[start GIVEN RECORDS]
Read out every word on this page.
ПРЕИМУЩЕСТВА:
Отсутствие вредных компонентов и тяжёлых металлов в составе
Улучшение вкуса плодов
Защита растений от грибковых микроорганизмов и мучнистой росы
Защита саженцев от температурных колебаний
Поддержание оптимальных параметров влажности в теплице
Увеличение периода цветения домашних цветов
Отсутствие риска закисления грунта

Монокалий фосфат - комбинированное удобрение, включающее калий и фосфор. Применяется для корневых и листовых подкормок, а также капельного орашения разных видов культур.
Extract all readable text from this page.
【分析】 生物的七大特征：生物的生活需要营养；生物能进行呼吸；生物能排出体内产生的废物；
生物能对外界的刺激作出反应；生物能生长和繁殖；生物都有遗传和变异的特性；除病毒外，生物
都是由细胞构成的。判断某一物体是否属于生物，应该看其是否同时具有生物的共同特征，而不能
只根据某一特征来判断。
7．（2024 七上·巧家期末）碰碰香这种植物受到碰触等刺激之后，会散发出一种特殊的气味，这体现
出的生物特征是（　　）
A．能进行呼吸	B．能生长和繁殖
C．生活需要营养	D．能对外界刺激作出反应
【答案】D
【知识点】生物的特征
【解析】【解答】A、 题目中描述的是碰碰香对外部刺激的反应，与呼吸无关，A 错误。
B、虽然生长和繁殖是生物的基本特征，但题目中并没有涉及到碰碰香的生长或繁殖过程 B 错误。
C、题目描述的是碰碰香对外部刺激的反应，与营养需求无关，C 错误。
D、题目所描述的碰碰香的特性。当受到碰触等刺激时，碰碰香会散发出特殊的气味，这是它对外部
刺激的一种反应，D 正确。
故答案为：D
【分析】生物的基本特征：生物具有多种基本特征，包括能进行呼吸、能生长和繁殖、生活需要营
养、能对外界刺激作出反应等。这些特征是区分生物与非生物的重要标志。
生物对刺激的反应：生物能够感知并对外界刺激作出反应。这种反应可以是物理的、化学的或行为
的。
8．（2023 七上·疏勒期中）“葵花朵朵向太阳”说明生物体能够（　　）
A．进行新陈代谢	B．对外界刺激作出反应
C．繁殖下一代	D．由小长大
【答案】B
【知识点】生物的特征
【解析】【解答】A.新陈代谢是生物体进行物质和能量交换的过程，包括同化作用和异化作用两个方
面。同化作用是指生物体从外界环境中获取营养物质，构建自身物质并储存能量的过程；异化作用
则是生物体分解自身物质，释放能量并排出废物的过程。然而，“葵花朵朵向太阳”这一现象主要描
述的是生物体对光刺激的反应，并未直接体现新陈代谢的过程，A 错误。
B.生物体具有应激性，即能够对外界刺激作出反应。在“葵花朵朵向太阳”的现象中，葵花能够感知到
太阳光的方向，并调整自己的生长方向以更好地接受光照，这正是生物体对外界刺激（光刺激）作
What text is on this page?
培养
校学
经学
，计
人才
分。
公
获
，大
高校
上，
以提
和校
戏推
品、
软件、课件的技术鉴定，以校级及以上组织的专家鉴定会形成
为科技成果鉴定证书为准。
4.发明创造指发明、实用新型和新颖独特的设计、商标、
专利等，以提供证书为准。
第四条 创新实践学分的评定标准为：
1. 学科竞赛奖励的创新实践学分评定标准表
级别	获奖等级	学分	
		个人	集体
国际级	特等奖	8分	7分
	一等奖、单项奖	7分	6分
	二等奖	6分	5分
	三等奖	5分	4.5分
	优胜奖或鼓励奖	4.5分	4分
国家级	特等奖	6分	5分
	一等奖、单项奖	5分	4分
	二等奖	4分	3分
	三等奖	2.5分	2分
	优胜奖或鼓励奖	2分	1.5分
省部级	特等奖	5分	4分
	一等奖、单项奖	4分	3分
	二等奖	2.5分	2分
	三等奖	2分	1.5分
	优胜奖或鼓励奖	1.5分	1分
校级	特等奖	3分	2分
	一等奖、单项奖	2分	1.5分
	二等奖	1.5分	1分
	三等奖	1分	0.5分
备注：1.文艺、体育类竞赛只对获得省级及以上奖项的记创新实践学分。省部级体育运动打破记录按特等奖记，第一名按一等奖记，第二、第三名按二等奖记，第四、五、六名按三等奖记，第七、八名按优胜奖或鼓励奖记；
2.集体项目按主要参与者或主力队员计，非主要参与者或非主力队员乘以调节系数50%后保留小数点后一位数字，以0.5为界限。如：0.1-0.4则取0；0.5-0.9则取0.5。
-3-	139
[end GIVEN RECORDS]
• [PROBLEM STATEMENT]: Search the preceding listing for "this" and extract every line where it is found.

• [THE COMPLETED TASK]:
Read out every word on this page.
Extract all readable text from this page.
What text is on this page?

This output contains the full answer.